## Directive
Change "screenshot" to "screen image" in the material from its first line through the line containing "- meta-separator: •: [166, 596, 176, 614]", leaving everything else as it is. Give those lines again and nothing more.

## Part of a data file
____

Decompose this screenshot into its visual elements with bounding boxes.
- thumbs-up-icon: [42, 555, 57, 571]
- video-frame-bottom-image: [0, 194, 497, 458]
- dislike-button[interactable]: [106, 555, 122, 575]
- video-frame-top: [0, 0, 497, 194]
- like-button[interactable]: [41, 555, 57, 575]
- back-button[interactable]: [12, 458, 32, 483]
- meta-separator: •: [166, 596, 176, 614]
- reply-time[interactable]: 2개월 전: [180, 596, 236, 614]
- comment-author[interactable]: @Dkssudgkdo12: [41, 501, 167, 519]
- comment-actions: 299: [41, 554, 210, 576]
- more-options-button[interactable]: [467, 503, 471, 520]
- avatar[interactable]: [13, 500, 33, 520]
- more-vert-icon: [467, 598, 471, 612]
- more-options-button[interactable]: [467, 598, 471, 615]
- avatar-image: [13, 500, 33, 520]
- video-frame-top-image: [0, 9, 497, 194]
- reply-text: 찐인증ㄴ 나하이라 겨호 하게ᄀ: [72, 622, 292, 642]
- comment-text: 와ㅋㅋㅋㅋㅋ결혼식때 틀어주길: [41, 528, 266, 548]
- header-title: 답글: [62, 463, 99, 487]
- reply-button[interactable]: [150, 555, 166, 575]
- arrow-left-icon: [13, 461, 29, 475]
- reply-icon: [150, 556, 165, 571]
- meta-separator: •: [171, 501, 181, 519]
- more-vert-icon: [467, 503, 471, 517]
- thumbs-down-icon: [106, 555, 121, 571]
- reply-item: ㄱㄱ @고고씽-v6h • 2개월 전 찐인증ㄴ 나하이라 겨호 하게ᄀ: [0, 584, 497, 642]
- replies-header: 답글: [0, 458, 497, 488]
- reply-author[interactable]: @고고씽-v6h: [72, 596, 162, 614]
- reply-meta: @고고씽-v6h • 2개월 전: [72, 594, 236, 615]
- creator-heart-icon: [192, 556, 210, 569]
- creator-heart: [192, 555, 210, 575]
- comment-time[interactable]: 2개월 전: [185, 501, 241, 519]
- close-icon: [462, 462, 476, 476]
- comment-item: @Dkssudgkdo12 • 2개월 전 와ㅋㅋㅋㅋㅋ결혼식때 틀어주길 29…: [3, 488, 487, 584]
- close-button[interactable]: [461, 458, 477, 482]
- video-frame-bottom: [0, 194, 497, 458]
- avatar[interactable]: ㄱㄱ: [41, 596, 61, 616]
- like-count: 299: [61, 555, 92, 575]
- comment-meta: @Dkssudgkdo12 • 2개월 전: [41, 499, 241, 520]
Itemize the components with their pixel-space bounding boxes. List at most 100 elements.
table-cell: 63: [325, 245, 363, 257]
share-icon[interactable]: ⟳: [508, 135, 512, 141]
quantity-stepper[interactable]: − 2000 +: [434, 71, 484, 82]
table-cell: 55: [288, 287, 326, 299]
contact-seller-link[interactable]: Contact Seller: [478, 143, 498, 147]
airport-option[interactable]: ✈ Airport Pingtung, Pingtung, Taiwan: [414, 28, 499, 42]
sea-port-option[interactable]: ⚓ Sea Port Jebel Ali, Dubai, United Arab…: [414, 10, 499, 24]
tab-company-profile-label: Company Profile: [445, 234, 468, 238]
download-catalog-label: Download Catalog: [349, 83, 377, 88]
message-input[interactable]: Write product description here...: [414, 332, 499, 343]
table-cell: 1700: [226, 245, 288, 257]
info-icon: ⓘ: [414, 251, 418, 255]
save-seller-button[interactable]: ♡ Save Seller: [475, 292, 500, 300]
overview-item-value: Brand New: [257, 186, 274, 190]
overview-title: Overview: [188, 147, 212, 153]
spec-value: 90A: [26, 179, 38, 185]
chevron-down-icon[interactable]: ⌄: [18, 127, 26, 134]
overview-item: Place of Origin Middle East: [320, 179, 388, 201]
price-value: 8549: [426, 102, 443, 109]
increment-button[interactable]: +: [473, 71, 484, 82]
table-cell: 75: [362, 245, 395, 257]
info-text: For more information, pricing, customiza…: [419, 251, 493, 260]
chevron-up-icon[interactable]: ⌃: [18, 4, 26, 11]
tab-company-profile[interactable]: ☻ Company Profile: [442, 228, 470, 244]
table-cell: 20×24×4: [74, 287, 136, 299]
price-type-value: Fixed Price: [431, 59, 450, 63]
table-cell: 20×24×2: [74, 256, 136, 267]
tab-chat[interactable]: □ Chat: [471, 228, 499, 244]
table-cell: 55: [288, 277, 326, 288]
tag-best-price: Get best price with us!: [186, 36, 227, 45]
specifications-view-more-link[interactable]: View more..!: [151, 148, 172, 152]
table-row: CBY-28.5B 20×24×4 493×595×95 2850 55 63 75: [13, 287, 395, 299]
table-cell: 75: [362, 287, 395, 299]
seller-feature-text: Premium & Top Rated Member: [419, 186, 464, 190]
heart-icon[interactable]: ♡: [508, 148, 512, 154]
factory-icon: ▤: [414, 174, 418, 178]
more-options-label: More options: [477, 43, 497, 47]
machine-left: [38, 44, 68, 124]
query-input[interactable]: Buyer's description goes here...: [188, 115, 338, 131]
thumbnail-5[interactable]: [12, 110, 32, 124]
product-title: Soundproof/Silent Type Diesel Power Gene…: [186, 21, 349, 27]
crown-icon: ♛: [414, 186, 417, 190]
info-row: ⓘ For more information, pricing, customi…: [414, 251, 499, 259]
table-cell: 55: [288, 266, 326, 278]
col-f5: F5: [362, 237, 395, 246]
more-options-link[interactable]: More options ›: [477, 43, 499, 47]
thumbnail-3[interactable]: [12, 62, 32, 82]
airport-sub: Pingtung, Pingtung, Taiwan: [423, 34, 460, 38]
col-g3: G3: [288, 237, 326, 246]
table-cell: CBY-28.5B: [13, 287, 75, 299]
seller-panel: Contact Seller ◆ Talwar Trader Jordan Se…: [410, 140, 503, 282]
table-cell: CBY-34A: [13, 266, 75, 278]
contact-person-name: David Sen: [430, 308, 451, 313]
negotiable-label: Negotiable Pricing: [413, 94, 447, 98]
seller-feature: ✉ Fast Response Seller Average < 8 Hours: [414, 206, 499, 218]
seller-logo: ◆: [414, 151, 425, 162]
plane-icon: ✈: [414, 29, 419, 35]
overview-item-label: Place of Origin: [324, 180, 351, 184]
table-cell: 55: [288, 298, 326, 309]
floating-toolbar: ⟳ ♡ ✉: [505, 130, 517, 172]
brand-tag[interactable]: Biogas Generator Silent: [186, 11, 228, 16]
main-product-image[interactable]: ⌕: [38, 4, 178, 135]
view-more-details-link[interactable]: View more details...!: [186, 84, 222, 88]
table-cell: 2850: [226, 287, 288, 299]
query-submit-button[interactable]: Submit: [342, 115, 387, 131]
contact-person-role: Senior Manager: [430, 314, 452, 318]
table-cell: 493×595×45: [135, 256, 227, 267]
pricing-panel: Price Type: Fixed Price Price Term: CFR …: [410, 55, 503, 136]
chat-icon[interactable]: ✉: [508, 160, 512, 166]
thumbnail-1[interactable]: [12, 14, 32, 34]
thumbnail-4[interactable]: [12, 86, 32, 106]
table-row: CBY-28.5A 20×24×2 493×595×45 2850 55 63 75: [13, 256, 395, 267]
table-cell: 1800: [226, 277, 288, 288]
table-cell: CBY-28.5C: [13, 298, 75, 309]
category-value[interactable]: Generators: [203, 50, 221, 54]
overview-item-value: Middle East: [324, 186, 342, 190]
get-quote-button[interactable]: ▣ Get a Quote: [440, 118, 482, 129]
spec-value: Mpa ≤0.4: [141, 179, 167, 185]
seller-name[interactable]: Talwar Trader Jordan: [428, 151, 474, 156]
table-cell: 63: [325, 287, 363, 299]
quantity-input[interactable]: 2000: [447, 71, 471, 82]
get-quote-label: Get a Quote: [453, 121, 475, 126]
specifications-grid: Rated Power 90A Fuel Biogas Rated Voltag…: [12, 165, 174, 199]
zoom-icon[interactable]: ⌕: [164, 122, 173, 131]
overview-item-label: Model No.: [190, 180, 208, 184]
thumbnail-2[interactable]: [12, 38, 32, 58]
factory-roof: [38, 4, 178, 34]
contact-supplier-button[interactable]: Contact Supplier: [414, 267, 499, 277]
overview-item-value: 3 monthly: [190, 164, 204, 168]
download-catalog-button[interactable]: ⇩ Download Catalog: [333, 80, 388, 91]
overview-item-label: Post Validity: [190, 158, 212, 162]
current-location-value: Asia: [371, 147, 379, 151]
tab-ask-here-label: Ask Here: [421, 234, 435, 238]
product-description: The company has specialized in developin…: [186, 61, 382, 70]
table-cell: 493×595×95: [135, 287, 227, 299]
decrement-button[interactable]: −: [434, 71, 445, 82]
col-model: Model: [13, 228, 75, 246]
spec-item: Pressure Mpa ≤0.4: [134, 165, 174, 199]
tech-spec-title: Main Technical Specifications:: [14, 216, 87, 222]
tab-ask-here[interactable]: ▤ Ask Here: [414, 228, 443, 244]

____

## Correct output
Decompose this screen image into its visual elements with bounding boxes.
- thumbs-up-icon: [42, 555, 57, 571]
- video-frame-bottom-image: [0, 194, 497, 458]
- dislike-button[interactable]: [106, 555, 122, 575]
- video-frame-top: [0, 0, 497, 194]
- like-button[interactable]: [41, 555, 57, 575]
- back-button[interactable]: [12, 458, 32, 483]
- meta-separator: •: [166, 596, 176, 614]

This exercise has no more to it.